* _Exercise instructions_:
Work through the records below and tally every line containing "title". Reply with the total alone.

Rows from a figure dataset
-=-=-=-=-
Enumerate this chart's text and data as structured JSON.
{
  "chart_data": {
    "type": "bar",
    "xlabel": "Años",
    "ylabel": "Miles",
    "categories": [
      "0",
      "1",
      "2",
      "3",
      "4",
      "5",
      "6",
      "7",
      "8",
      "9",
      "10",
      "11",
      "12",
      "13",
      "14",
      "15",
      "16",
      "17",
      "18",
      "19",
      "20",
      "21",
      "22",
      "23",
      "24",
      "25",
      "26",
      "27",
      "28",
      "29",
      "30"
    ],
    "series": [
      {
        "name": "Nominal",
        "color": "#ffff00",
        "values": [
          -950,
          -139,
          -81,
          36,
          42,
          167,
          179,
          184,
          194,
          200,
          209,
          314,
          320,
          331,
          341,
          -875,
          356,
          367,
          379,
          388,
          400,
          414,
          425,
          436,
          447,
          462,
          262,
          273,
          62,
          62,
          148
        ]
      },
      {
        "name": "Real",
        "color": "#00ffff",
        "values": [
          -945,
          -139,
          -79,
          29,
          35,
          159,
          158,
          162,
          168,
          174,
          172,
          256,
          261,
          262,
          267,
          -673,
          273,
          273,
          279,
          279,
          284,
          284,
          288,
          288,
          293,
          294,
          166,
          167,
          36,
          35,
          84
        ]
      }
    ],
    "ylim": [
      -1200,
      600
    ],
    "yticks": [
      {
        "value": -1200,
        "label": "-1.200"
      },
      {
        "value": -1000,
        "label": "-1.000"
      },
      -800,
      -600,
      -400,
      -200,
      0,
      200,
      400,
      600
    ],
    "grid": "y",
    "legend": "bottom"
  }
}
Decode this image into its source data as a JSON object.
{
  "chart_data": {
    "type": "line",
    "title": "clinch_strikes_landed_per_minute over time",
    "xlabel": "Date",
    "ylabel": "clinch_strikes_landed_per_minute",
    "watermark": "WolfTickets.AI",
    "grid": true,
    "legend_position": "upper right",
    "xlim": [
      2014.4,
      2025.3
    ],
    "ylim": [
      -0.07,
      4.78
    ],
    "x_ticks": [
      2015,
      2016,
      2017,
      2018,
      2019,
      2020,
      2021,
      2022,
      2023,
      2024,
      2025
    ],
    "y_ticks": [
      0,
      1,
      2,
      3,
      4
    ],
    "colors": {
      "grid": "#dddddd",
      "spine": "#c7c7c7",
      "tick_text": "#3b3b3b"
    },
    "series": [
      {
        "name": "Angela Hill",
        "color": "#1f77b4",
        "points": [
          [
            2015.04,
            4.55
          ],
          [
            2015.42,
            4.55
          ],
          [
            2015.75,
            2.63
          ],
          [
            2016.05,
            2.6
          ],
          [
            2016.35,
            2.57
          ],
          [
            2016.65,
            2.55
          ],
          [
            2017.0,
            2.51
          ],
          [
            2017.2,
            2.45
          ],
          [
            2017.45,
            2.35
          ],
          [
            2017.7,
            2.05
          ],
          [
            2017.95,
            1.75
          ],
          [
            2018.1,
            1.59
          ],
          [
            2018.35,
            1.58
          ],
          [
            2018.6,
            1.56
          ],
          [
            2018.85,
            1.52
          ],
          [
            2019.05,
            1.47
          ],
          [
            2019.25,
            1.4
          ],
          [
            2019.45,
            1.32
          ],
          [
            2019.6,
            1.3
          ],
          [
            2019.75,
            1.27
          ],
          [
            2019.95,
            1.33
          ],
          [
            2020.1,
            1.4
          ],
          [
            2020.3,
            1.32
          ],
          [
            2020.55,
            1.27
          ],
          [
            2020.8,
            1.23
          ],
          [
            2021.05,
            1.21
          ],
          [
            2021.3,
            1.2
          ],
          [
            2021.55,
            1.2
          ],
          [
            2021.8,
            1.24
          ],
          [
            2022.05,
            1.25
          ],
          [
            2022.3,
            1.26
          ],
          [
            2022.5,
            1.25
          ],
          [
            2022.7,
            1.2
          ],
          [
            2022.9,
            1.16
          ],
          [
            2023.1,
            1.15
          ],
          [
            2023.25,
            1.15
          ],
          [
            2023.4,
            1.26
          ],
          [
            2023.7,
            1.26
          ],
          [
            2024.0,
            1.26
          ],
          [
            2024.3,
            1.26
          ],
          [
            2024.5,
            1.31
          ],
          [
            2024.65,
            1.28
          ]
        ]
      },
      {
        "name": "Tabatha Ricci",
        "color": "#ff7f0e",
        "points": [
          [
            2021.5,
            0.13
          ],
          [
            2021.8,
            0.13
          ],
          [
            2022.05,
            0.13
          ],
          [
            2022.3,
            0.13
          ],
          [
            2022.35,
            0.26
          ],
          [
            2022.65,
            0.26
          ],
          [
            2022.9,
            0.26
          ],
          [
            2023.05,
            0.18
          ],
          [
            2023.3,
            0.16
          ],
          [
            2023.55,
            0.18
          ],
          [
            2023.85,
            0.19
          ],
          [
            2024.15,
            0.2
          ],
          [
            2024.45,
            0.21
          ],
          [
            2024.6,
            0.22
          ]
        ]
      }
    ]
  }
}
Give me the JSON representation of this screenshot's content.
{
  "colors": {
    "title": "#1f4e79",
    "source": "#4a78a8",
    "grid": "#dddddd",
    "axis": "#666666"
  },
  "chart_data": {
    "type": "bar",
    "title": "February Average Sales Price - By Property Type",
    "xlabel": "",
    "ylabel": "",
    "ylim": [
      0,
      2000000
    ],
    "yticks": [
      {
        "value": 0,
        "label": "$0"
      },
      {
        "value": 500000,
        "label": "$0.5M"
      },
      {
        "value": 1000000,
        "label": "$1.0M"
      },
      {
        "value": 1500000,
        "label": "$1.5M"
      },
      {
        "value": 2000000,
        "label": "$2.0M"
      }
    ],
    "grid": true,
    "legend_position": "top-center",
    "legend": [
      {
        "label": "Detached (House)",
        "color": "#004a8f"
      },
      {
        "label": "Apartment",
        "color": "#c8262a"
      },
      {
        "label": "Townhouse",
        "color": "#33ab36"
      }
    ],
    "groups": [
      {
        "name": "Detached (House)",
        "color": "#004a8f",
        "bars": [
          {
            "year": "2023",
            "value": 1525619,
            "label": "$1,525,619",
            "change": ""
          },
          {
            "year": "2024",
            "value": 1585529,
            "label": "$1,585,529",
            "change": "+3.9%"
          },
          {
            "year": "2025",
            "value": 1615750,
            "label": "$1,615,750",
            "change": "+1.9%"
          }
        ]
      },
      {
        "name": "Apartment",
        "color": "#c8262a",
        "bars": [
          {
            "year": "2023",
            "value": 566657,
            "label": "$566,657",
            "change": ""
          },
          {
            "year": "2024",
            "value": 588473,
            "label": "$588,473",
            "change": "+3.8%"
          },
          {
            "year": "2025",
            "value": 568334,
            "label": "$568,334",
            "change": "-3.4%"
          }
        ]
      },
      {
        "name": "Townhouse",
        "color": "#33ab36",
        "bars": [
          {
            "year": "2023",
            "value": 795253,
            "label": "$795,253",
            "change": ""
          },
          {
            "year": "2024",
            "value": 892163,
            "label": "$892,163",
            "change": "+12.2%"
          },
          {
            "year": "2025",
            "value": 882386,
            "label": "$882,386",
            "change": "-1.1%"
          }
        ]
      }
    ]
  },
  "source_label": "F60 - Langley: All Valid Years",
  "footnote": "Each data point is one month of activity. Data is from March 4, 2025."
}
-=-=-=-=-
* _Task solution_:
3